● **Passage to read**

---

QaidVoid / Complete-Single-GPU-Passthrough

Single GPU VFIO Passthrough Guide
788 stars 38 forks source link

black screen when launching the vm #3

Closed SneekeeStache closed 3 years ago

SneekeeStache commented 3 years ago

when i launch the windows 10 vm i got a black screen specs: intel core i 7 4770 20 gb of ram ddr3 rx 570 8gb Z97 PC Mate

QaidVoid commented 3 years ago

Please post the log file, which you can find at /var/log/libvirt/qemu/{vm_name}.log

SneekeeStache commented 3 years ago

win10.log

QaidVoid commented 3 years ago

You forgot to change the CPU Model to host-passthrough. Untick Copy host CPU Configuration in CPUs section, and put host-passthrough in model.

SneekeeStache commented 3 years ago

i did that but i still have a black screen with no signal win10.log

QaidVoid commented 3 years ago

Please post your configuration file. You can get it with sudo virsh dumpxml win10 > win10.xml

SneekeeStache commented 3 years ago

win10.zip

QaidVoid commented 3 years ago

Copying CPU host or using any other CPU models seemed to work. It seems that you might not have enabled VT-D. I forgot to mention that in the guide, my bad. Run

ls /sys/kernel/iommu_groups

If you don't see any output, then you need to enable VT-D in your BIOS settings.

SneekeeStache commented 3 years ago

photo_2020-12-27_12-57-43 2020-12-27_13-00 everything was already enabled

QaidVoid commented 3 years ago

I'm not really sure what might be the issue. You can try a few more options. Check PCI devices mapped in IOMMU groups: https://wiki.archlinux.org/index.php/PCI_passthrough_via_OVMF#Ensuring_that_the_groups_are_valid

If the goup containing GPU devices contains anything else (ignoring PCI Bridge), you need ACS override patch: https://wiki.archlinux.org/index.php/PCI_passthrough_via_OVMF#Bypassing_the_IOMMU_groups_(ACS_override_patch)

If IOMMU group looks good, try updating qemu and libvirt to latest version. If it doesn't work post the lspci -nnk output. And, also post your libvirt start and stop script.

SneekeeStache commented 3 years ago

lspci -nnk.txt start.txt stop.txt qemu   | 5.2.0-2 libvirt   | 1:6.5.0-3

IOMMU Group 1: 00:01.0 PCI bridge [0604]: Intel Corporation Xeon E3-1200 v3/4th Gen Core Processor PCI Express x16 Controller [8086:0c01] (rev 06) 01:00.0 VGA compatible controller [0300]: Advanced Micro Devices, Inc. [AMD/ATI] Ellesmere [Radeon RX 470/480/570/570X/580/580X/590] [1002:67df] (rev ef) 01:00.1 Audio device [0403]: Advanced Micro Devices, Inc. [AMD/ATI] Ellesmere HDMI Audio [Radeon RX 470/480 / 570/580/590] [1002:aaf0]

QaidVoid commented 3 years ago

Everything looks fine. I'm not really sure what might be the issue.

JulianBonk commented 3 years ago

I am having similar issues.

Specs: Ryzen 5 3600 16GB ram 5700xt (Powercolor red devil) b450-a pro max (msi)

---

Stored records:
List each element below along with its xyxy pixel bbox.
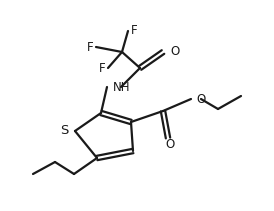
Text: F: F <box>131 23 138 37</box>
Text: S: S <box>60 124 68 138</box>
Text: F: F <box>86 41 93 54</box>
Text: O: O <box>170 45 179 58</box>
Text: O: O <box>196 92 205 106</box>
Text: O: O <box>165 138 175 151</box>
Text: F: F <box>98 62 105 76</box>
Text: NH: NH <box>113 81 130 93</box>
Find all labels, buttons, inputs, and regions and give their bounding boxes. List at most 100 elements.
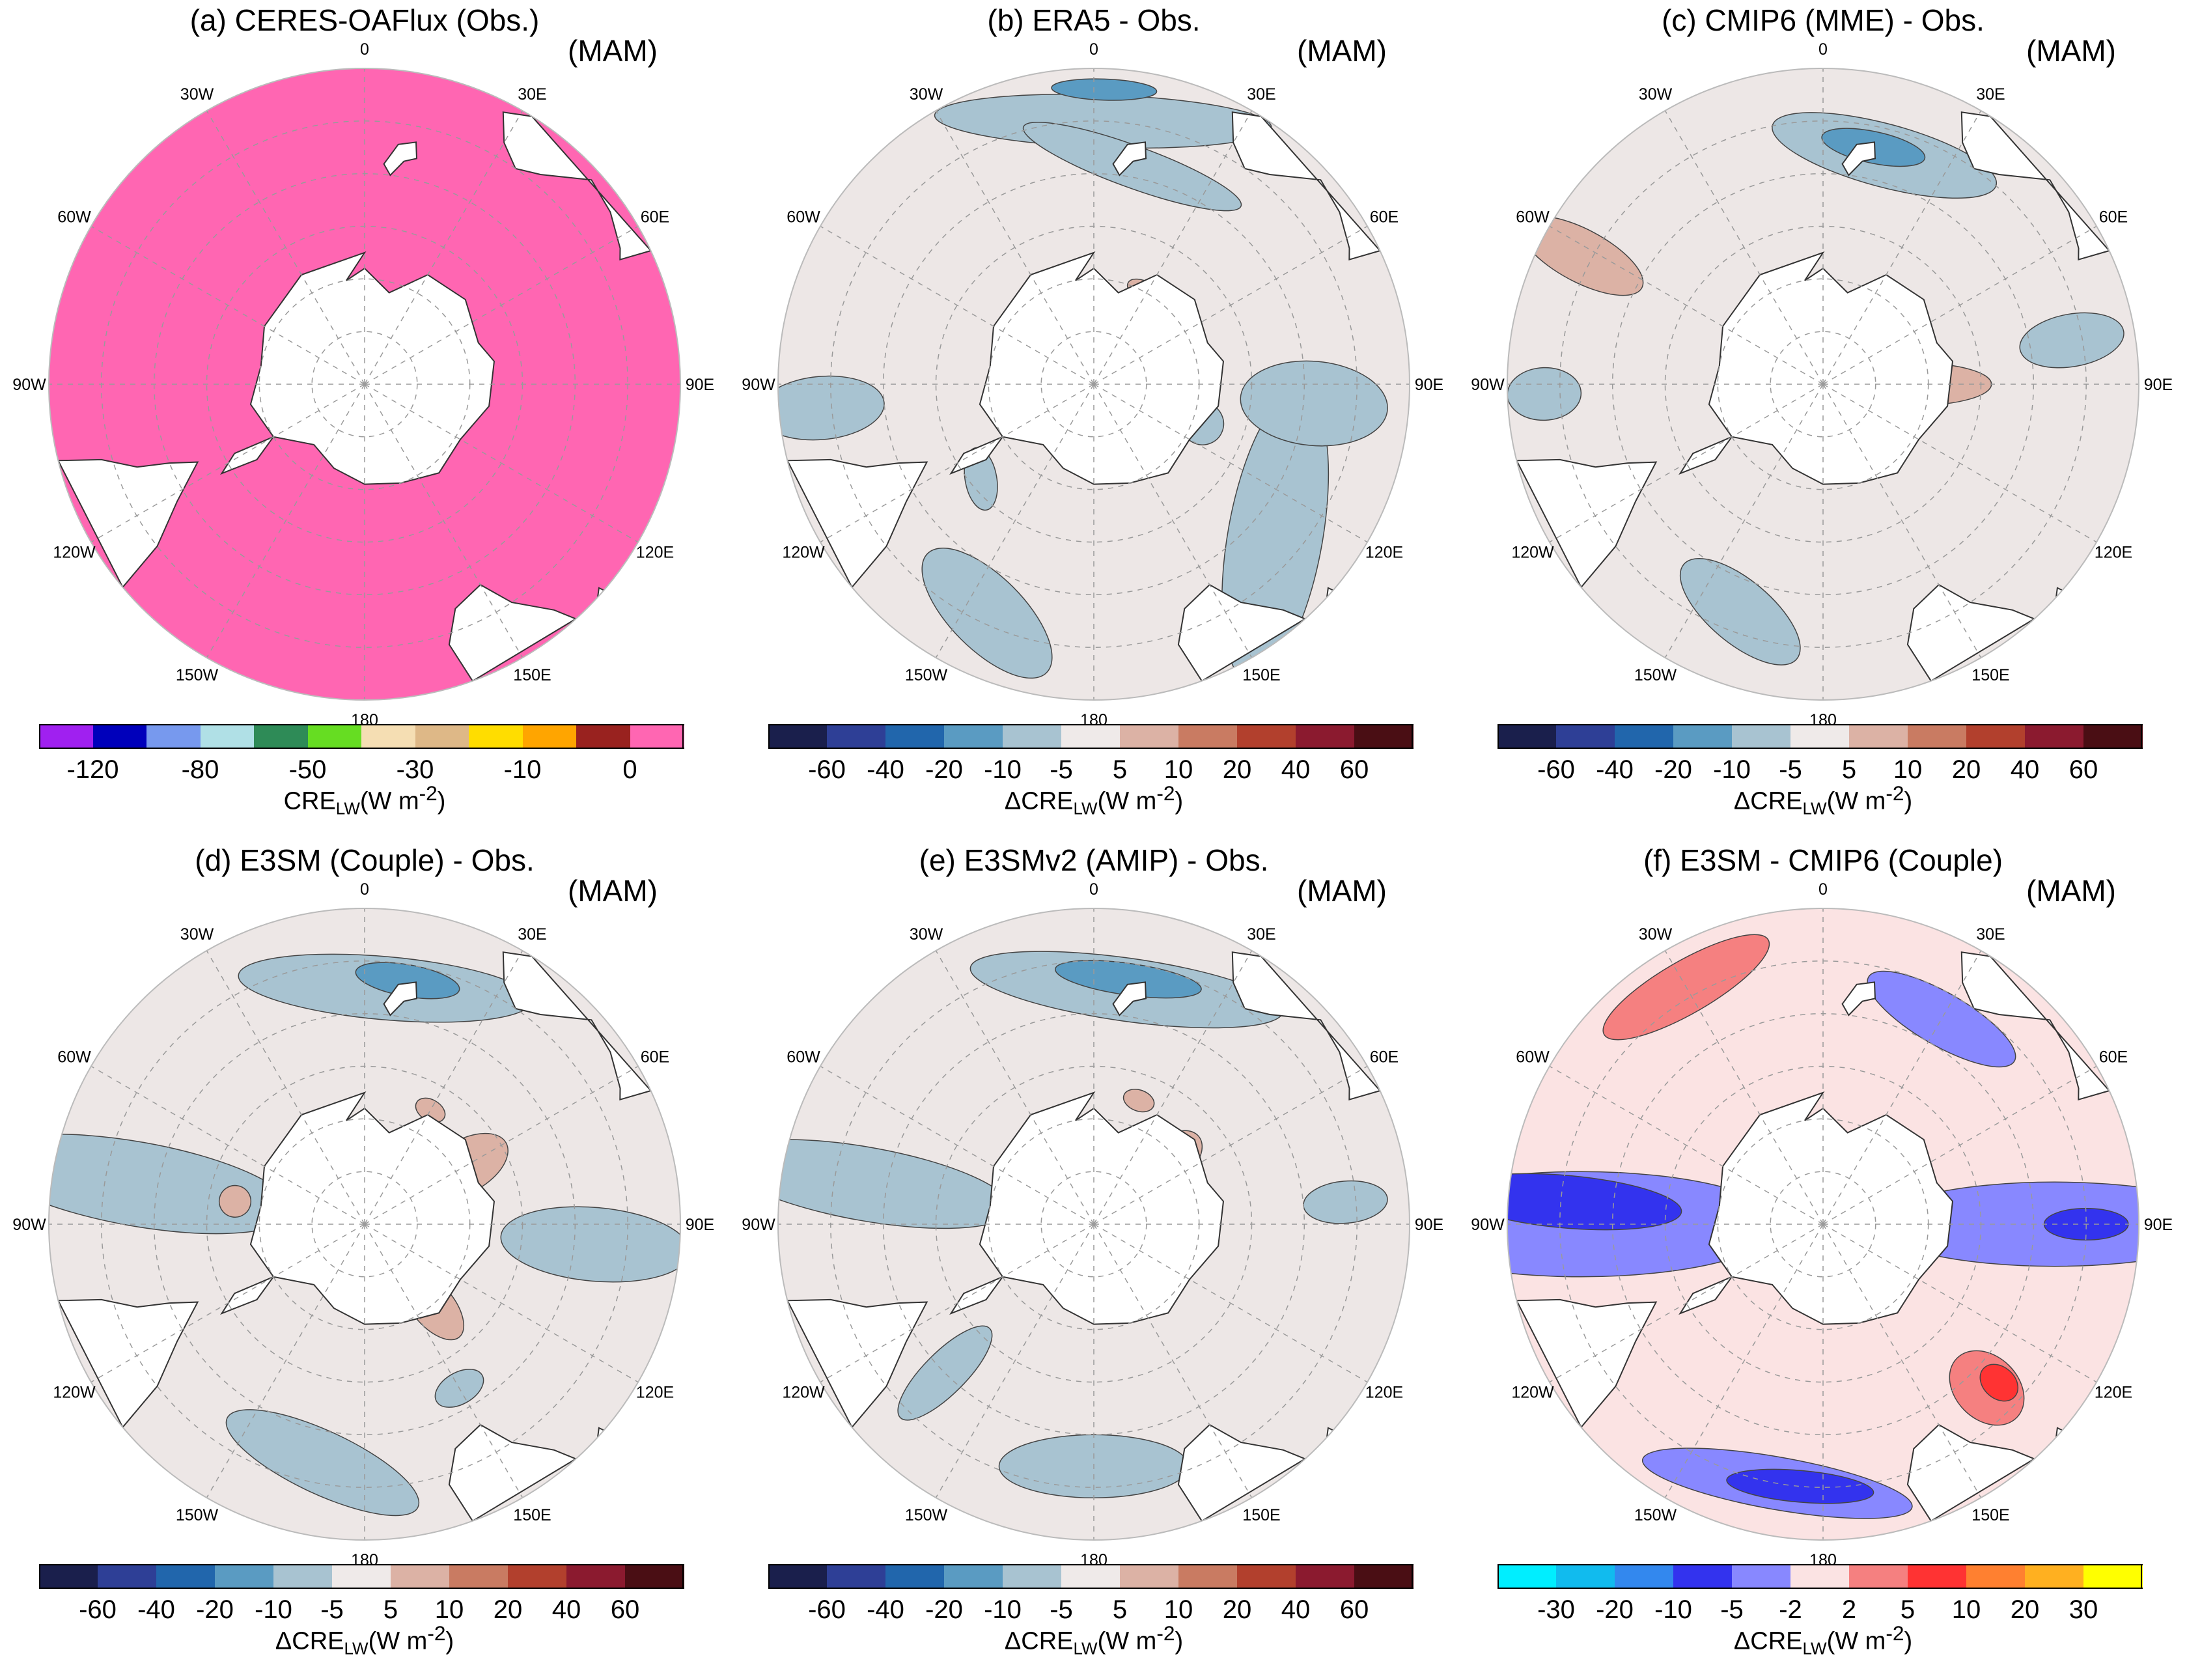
colorbar-swatch [630, 724, 684, 749]
meridian-line [364, 225, 639, 385]
colorbar-tick-label: -10 [984, 1595, 1022, 1624]
colorbar-tick-label: -20 [925, 1595, 963, 1624]
colorbar-swatch [2025, 724, 2084, 749]
colorbar-swatch [92, 724, 147, 749]
colorbar-swatch [1354, 1564, 1414, 1589]
longitude-label: 30W [1639, 85, 1673, 104]
map-panel-d: (d) E3SM (Couple) - Obs. (MAM) 0 30E 60E 90… [0, 840, 729, 1680]
africa-land [1177, 1423, 1307, 1522]
new-zealand-land [1112, 141, 1147, 176]
colorbar-tick-label: 40 [2010, 755, 2040, 784]
anomaly-region [1726, 1468, 1874, 1504]
meridian-line [364, 950, 523, 1225]
colorbar-swatch [1497, 1564, 1557, 1589]
colorbar-tick-label: 5 [1112, 755, 1128, 784]
cb-label-sub: LW [1802, 1638, 1827, 1659]
colorbar-tick-label: -40 [867, 755, 904, 784]
colorbar-tick-label: -60 [79, 1595, 117, 1624]
cb-label-exp: -2 [1156, 1621, 1175, 1645]
australia-land [502, 111, 652, 261]
cb-label-prefix: ΔCRE [1004, 787, 1074, 815]
colorbar-tick-label: 40 [1281, 1595, 1311, 1624]
map-boundary [48, 68, 681, 701]
colorbar-swatch [156, 1564, 216, 1589]
longitude-label: 0 [360, 40, 369, 59]
map-boundary [1507, 908, 2139, 1541]
season-label: (MAM) [2026, 874, 2116, 908]
meridian-line [206, 110, 365, 385]
meridian-line [1093, 1224, 1368, 1383]
colorbar-swatch [1673, 1564, 1733, 1589]
colorbar-tick-label: -5 [1720, 1595, 1744, 1624]
cb-label-exp: -2 [1886, 781, 1904, 805]
meridian-line [1549, 384, 1824, 543]
longitude-label: 120E [2095, 1384, 2132, 1402]
panel-title: (b) ERA5 - Obs. [987, 3, 1201, 37]
longitude-label: 60W [787, 208, 820, 227]
meridian-line [1822, 384, 2097, 543]
cb-label-unit: (W m [1097, 1627, 1157, 1655]
colorbar-label: ΔCRELW(W m-2) [0, 1621, 729, 1659]
meridian-line [1093, 384, 1253, 658]
colorbar: -30 -20 -10 -5 -2 2 5 10 20 30 [1497, 1564, 2143, 1624]
map-panel-e: (e) E3SMv2 (AMIP) - Obs. (MAM) 0 30E 60E 90… [729, 840, 1458, 1680]
longitude-label: 120E [636, 544, 674, 562]
cb-label-close: ) [1904, 787, 1913, 815]
longitude-label: 30E [1976, 85, 2005, 104]
season-label: (MAM) [2026, 34, 2116, 68]
australia-land [1231, 951, 1382, 1101]
cb-label-close: ) [1904, 1627, 1913, 1655]
colorbar-tick-label: -40 [137, 1595, 175, 1624]
colorbar-swatch [625, 1564, 684, 1589]
longitude-label: 60E [641, 1048, 669, 1067]
cb-label-unit: (W m [359, 787, 419, 815]
colorbar-swatch [827, 724, 886, 749]
australia-land [1960, 951, 2111, 1101]
longitude-label: 0 [1089, 880, 1098, 899]
australia-land [502, 951, 652, 1101]
meridian-line [364, 384, 639, 543]
colorbar-swatch [944, 724, 1003, 749]
longitude-label: 0 [1818, 40, 1828, 59]
longitude-label: 120E [636, 1384, 674, 1402]
colorbar-swatch [1296, 1564, 1355, 1589]
cb-label-exp: -2 [427, 1621, 446, 1645]
colorbar-tick-label: 20 [1951, 755, 1981, 784]
colorbar-swatch [1061, 1564, 1121, 1589]
colorbar-swatch [768, 1564, 828, 1589]
anomaly-region [897, 1325, 993, 1421]
colorbar-tick-label: -50 [288, 755, 327, 784]
colorbar-tick-label: 20 [493, 1595, 523, 1624]
meridian-line [91, 384, 365, 543]
longitude-label: 60E [1370, 1048, 1399, 1067]
africa-land [1906, 583, 2036, 682]
anomaly-region [1240, 360, 1388, 447]
colorbar-swatch [200, 724, 255, 749]
longitude-label: 30E [1247, 925, 1275, 944]
cb-label-exp: -2 [419, 781, 438, 805]
meridian-line [1549, 1224, 1824, 1383]
cb-label-unit: (W m [368, 1627, 428, 1655]
colorbar-tick-label: -10 [255, 1595, 292, 1624]
colorbar-tick-label: -5 [320, 1595, 344, 1624]
longitude-label: 60E [2099, 208, 2128, 227]
colorbar-tick-label: -60 [1537, 755, 1575, 784]
colorbar-tick-label: -120 [66, 755, 119, 784]
colorbar-swatch [885, 724, 945, 749]
anomaly-region [218, 1184, 252, 1218]
colorbar: -60 -40 -20 -10 -5 5 10 20 40 60 [768, 724, 1414, 784]
colorbar-swatch [1556, 1564, 1615, 1589]
new-zealand-land [383, 981, 418, 1016]
longitude-label: 90E [2144, 376, 2173, 394]
longitude-label: 60E [2099, 1048, 2128, 1067]
map-panel-f: (f) E3SM - CMIP6 (Couple) (MAM) 0 30E 60E 9… [1458, 840, 2187, 1680]
colorbar-swatch [566, 1564, 626, 1589]
colorbar-swatch [1732, 1564, 1791, 1589]
cb-label-close: ) [445, 1627, 454, 1655]
colorbar-tick-label: 30 [2069, 1595, 2098, 1624]
meridian-line [364, 1224, 523, 1498]
colorbar-tick-label: 60 [1339, 1595, 1369, 1624]
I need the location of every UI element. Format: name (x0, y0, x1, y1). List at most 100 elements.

---

● **Jobs**
1 – In the forum thread about a black screen during GPU passthrough, which command does QaidVoid suggest running to check whether VT-D is enabled?
2 – Extend the forum thread about the GPU passthrough black screen, starting right after its last comment.
The stored records have no connection to the forum thread.

● **Answers given**
1 – ls /sys/kernel/iommu_groups

2 –
when i try to launch my VM it just goes to a black screen and a line is appended to the log file: 2021-01-20 14:37:09.207+0000: shutting down, reason=failed

win10log.txt win10xml.txt startsh.txt stopsh.txt IOMMU.txt

[julian@julianPC ~]$ ls /sys/kernel/iommu_groups 0 1 10 11 12 13 14 15 16 17 2 3 4 5 6 7 8 9 `[julian@julianPC ~]$ qemu-system-x86_64 --version

QEMU emulator version 5.2.0 Copyright (c) 2003-2020 Fabrice Bellard and the QEMU Project developers [julian@julianPC ~]$ libvirtd --version libvirtd (libvirt) 6.5.0 `

Oh an btw: in your wiki you wrote:

Remove Channel Spice, Display Spice, Video XQL ...

when it should be

Remove Channel Spice, Display Spice, Video QXL

QaidVoid commented 3 years ago

In start script, try unloading all the modules used by amdgpu (except maybe amd_iommu_v2 module)

lsmod

If it doesn't work, try running the start script manually using SSH Client and if it doesn't produce any error, try booting into VM from there. Also, try unloading all the modules used by amdgpu here, too.. Unfortunately, the commands only works as superuser, so:

doas sh /etc/libvirt/hooks/qemu.d/win10/prepare/begin/start.sh
doas virsh start win10
JulianBonk commented 3 years ago

i added the following lines to start.sh modprobe -r gpu_shed modprobe -r i2c_algo_bit modprobe -r ttm modprobe -r drm_kms_helper modprobe -r drm

lsmod.txt

If i ssh into my system while it is in its blackscreen status and run virsh list there is no ID listed. If i use the command as SU sudo virsh list the ssh terminal freezes for some reason....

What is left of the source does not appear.